* [WHAT TO DO] Return the entries verbatim and drop every picture.

* [STORED ROWS]

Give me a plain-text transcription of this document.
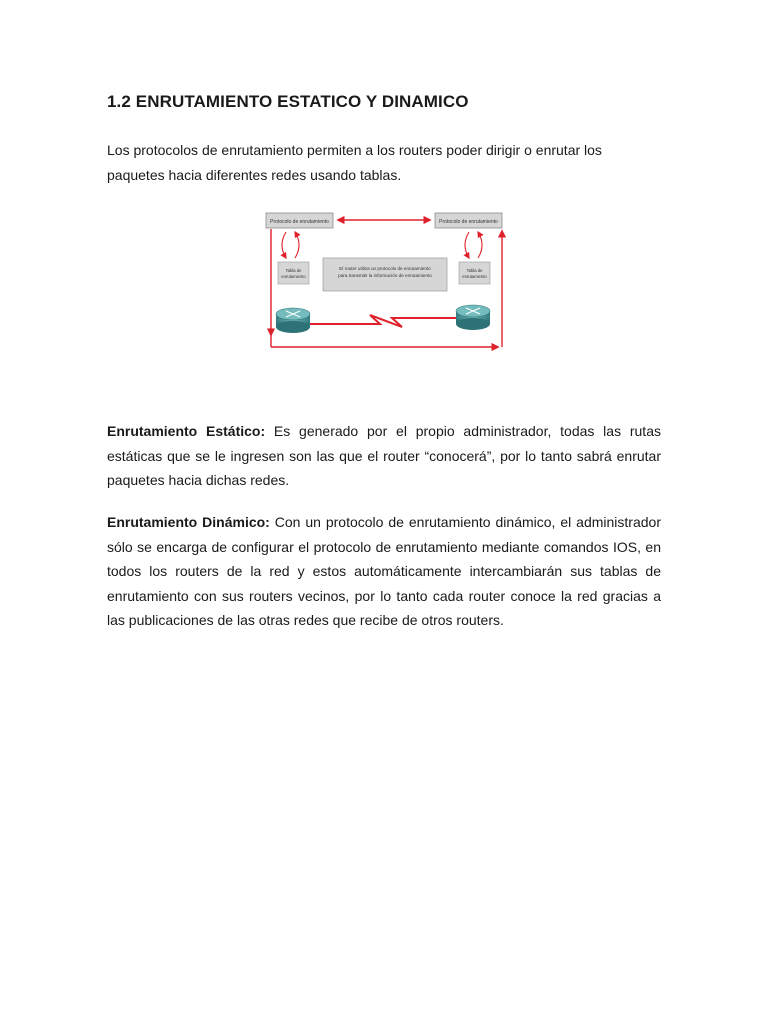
1.2 ENRUTAMIENTO ESTATICO Y DINAMICO

Los protocolos de enrutamiento permiten a los routers poder dirigir o enrutar los paquetes hacia diferentes redes usando tablas.

Protocolo de enrutamiento	Protocolo de enrutamiento
Tabla de
enrutamiento
Tabla de
enrutamiento
El router utiliza un protocolo de enrutamiento
para transmitir la información de enrutamiento

Enrutamiento Estático: Es generado por el propio administrador, todas las rutas estáticas que se le ingresen son las que el router “conocerá”, por lo tanto sabrá enrutar paquetes hacia dichas redes.

Enrutamiento Dinámico: Con un protocolo de enrutamiento dinámico, el administrador sólo se encarga de configurar el protocolo de enrutamiento mediante comandos IOS, en todos los routers de la red y estos automáticamente intercambiarán sus tablas de enrutamiento con sus routers vecinos, por lo tanto cada router conoce la red gracias a las publicaciones de las otras redes que recibe de otros routers.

* [EXERCISE ANSWER]
Give me a plain-text transcription of this document.
1.2 ENRUTAMIENTO ESTATICO Y DINAMICO

Los protocolos de enrutamiento permiten a los routers poder dirigir o enrutar los paquetes hacia diferentes redes usando tablas.

Protocolo de enrutamiento	Protocolo de enrutamiento
Tabla de
enrutamiento
Tabla de
enrutamiento
El router utiliza un protocolo de enrutamiento
para transmitir la información de enrutamiento

Enrutamiento Estático: Es generado por el propio administrador, todas las rutas estáticas que se le ingresen son las que el router “conocerá”, por lo tanto sabrá enrutar paquetes hacia dichas redes.

Enrutamiento Dinámico: Con un protocolo de enrutamiento dinámico, el administrador sólo se encarga de configurar el protocolo de enrutamiento mediante comandos IOS, en todos los routers de la red y estos automáticamente intercambiarán sus tablas de enrutamiento con sus routers vecinos, por lo tanto cada router conoce la red gracias a las publicaciones de las otras redes que recibe de otros routers.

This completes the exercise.